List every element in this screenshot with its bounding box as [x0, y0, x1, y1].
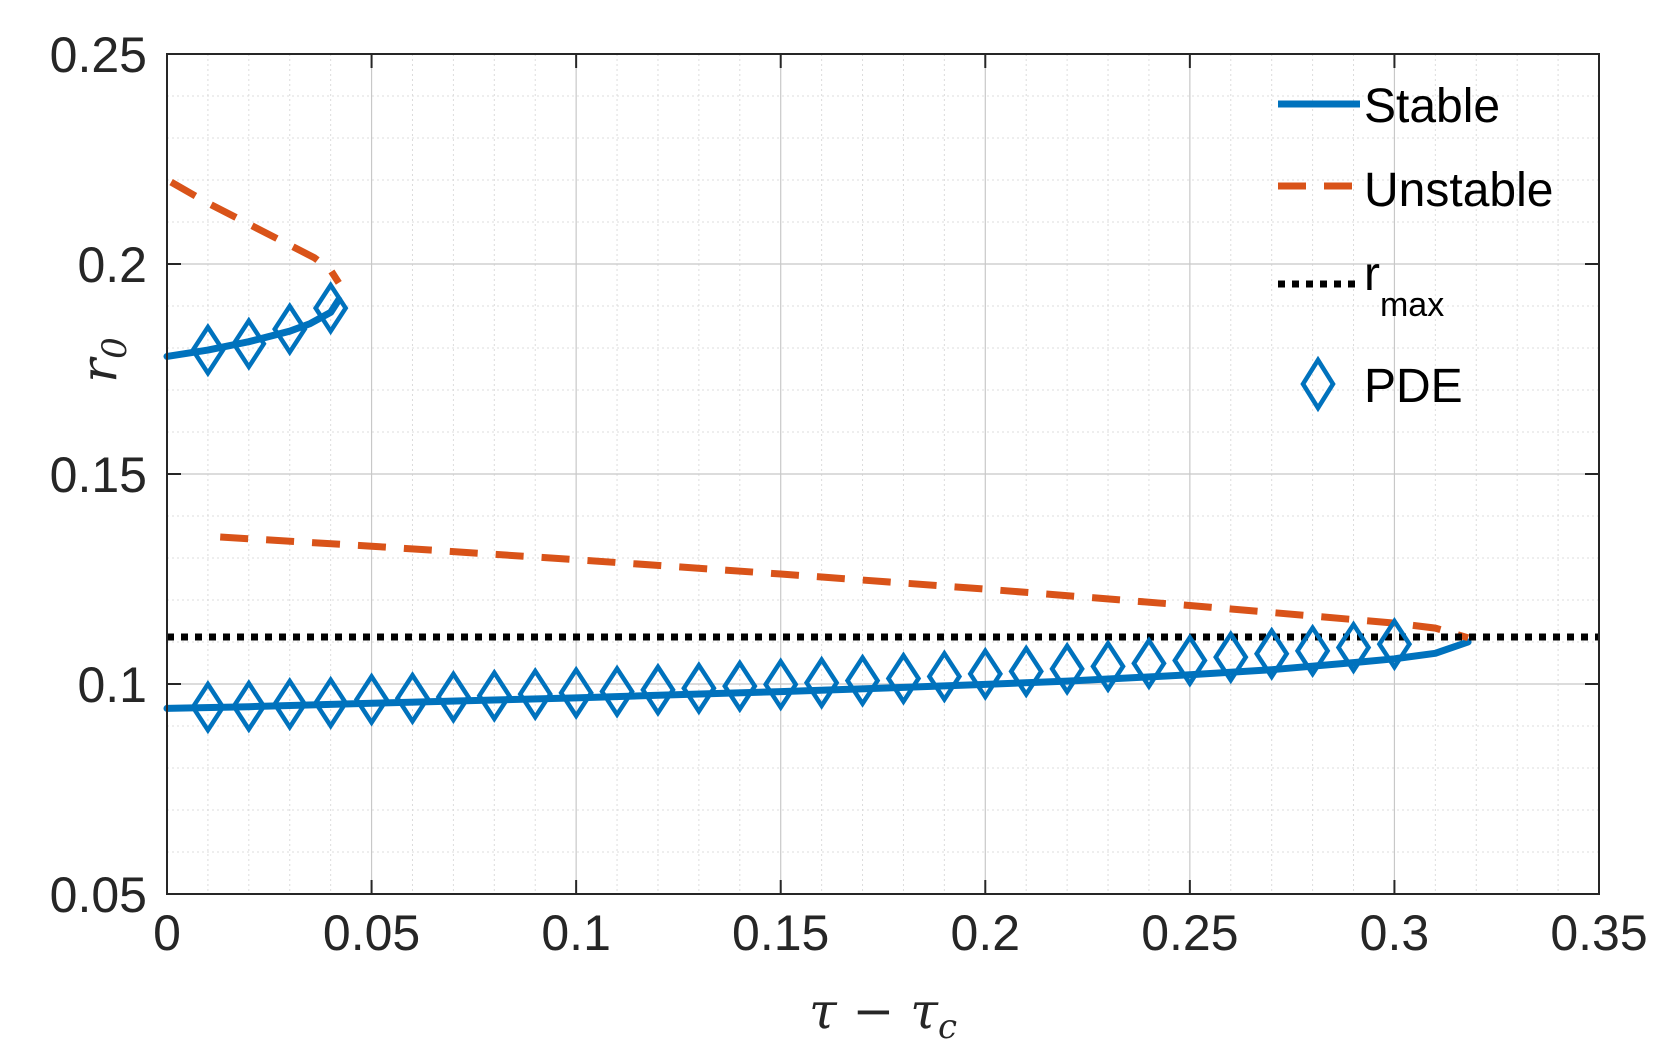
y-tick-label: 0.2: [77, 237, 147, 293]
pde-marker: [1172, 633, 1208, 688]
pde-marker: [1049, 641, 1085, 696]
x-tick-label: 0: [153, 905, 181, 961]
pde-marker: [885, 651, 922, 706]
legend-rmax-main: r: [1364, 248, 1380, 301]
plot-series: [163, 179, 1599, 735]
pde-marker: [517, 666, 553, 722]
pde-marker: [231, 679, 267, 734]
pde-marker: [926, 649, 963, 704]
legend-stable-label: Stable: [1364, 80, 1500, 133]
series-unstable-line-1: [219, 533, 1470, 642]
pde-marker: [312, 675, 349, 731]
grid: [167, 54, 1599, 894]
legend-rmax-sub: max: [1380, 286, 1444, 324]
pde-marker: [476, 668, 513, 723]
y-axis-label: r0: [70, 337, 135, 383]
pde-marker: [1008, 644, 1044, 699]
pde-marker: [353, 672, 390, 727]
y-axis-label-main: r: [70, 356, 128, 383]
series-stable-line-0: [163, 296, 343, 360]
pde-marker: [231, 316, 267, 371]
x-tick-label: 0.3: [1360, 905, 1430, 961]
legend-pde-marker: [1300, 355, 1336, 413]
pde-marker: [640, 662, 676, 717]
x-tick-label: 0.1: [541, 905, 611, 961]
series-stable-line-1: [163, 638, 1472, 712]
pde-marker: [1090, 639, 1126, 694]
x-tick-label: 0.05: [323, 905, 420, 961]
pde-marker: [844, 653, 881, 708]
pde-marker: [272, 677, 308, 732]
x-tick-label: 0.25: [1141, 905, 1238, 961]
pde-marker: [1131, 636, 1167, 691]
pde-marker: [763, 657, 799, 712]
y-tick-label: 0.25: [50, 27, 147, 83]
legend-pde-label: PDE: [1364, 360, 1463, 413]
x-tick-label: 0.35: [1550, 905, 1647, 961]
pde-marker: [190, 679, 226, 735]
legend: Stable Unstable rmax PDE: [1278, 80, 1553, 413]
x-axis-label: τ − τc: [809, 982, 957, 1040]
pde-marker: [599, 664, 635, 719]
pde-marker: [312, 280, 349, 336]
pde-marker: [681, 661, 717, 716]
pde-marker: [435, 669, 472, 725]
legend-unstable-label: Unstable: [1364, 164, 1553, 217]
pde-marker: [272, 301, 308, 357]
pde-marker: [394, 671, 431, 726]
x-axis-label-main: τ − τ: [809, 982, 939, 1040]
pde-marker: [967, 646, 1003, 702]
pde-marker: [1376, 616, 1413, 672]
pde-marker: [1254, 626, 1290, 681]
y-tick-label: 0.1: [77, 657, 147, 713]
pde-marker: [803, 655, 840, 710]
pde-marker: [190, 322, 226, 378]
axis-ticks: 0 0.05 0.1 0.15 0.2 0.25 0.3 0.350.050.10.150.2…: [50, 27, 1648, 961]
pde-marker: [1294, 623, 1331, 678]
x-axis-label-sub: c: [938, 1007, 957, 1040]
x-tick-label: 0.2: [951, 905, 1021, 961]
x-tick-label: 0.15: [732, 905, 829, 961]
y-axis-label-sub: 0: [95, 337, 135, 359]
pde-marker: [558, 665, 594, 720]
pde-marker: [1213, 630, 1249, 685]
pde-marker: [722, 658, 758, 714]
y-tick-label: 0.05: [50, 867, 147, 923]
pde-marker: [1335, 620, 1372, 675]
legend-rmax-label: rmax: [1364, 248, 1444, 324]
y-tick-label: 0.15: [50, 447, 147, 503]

==

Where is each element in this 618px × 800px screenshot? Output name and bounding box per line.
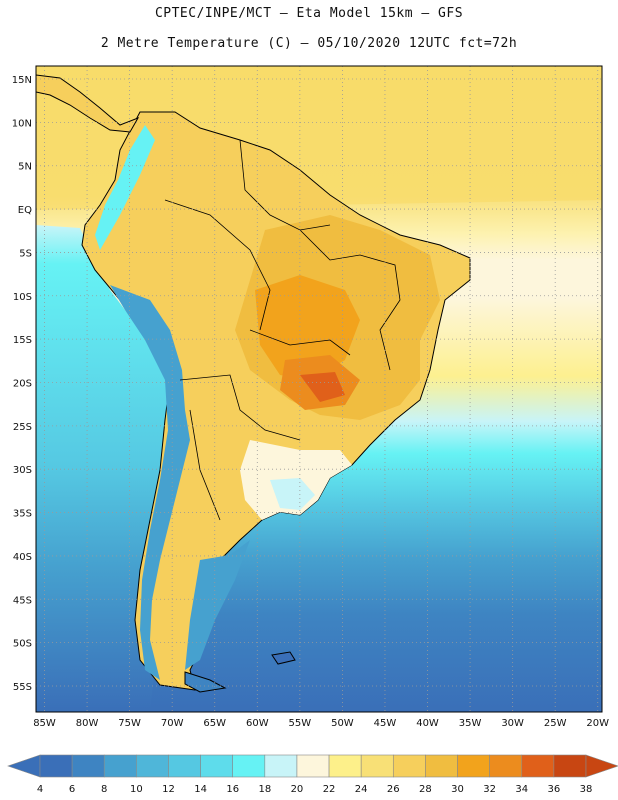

Consigne →
Recopiez à l'identique les lignes des données, en commençant à celle qui contient « List every element » et en terminant à celle qui contient « pde-marker: [926, 649, 963, 704] », ces deux lignes incluses. N'incluez pas les images dans votre réponse.

Résultat →
List every element in this screenshot with its bounding box as [x0, y0, x1, y1].
y-tick-label: 0.2: [77, 237, 147, 293]
pde-marker: [1172, 633, 1208, 688]
pde-marker: [1049, 641, 1085, 696]
x-tick-label: 0: [153, 905, 181, 961]
pde-marker: [885, 651, 922, 706]
legend-rmax-main: r: [1364, 248, 1380, 301]
plot-series: [163, 179, 1599, 735]
pde-marker: [517, 666, 553, 722]
pde-marker: [231, 679, 267, 734]
pde-marker: [926, 649, 963, 704]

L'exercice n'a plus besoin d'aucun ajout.